## WORK TO DO
Reproduce all of the data below without alteration; exclude every picture.

## SUPPLIED INFORMATION
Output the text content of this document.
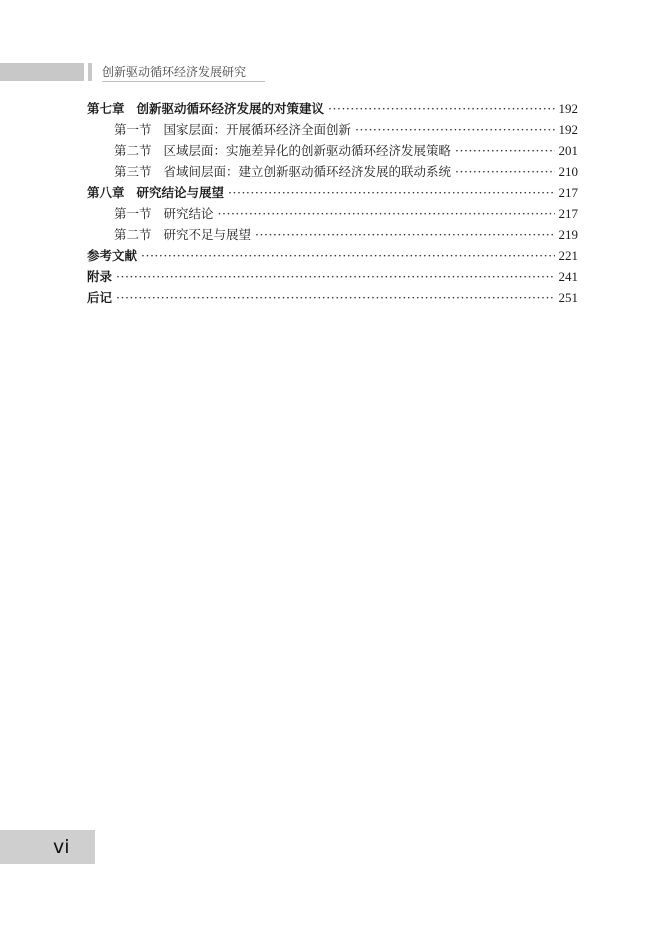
创新驱动循环经济发展研究
第七章 创新驱动循环经济发展的对策建议 ·····	192
第一节 国家层面：开展循环经济全面创新 ·····	192
第二节 区域层面：实施差异化的创新驱动循环经济发展策略 ·····	201
第三节 省域间层面：建立创新驱动循环经济发展的联动系统 ·····	210
第八章 研究结论与展望 ·····	217
第一节 研究结论 ·····	217
第二节 研究不足与展望 ·····	219
参考文献 ·····	221
附录 ·····	241
后记 ·····	251
vi
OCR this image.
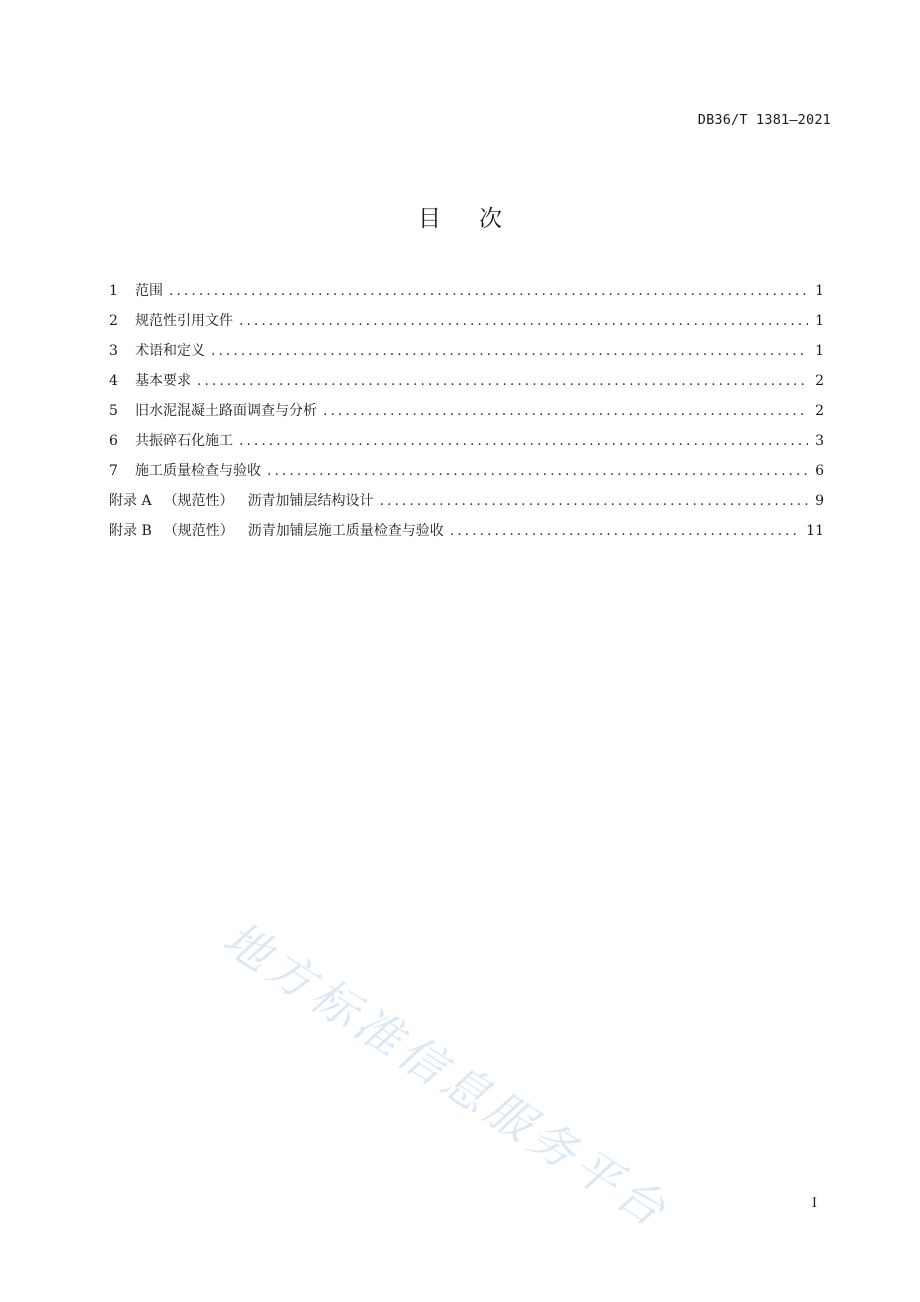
DB36/T 1381—2021
目 次
1	范围 .....	1
2	规范性引用文件 .....	1
3	术语和定义 .....	1
4	基本要求 .....	2
5	旧水泥混凝土路面调查与分析 .....	2
6	共振碎石化施工 .....	3
7	施工质量检查与验收 .....	6
附录 A （规范性） 沥青加铺层结构设计 .....	9
附录 B （规范性） 沥青加铺层施工质量检查与验收 .....	11
地方标准信息服务平台	I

## TASK OUTPUT
Output the text content of this document.
创新驱动循环经济发展研究
第七章 创新驱动循环经济发展的对策建议 ·····	192
第一节 国家层面：开展循环经济全面创新 ·····	192
第二节 区域层面：实施差异化的创新驱动循环经济发展策略 ·····	201
第三节 省域间层面：建立创新驱动循环经济发展的联动系统 ·····	210
第八章 研究结论与展望 ·····	217
第一节 研究结论 ·····	217
第二节 研究不足与展望 ·····	219
参考文献 ·····	221
附录 ·····	241
后记 ·····	251
vi
OCR this image.
DB36/T 1381—2021
目 次
1	范围 .....	1
2	规范性引用文件 .....	1
3	术语和定义 .....	1
4	基本要求 .....	2
5	旧水泥混凝土路面调查与分析 .....	2
6	共振碎石化施工 .....	3
7	施工质量检查与验收 .....	6
附录 A （规范性） 沥青加铺层结构设计 .....	9
附录 B （规范性） 沥青加铺层施工质量检查与验收 .....	11
地方标准信息服务平台	I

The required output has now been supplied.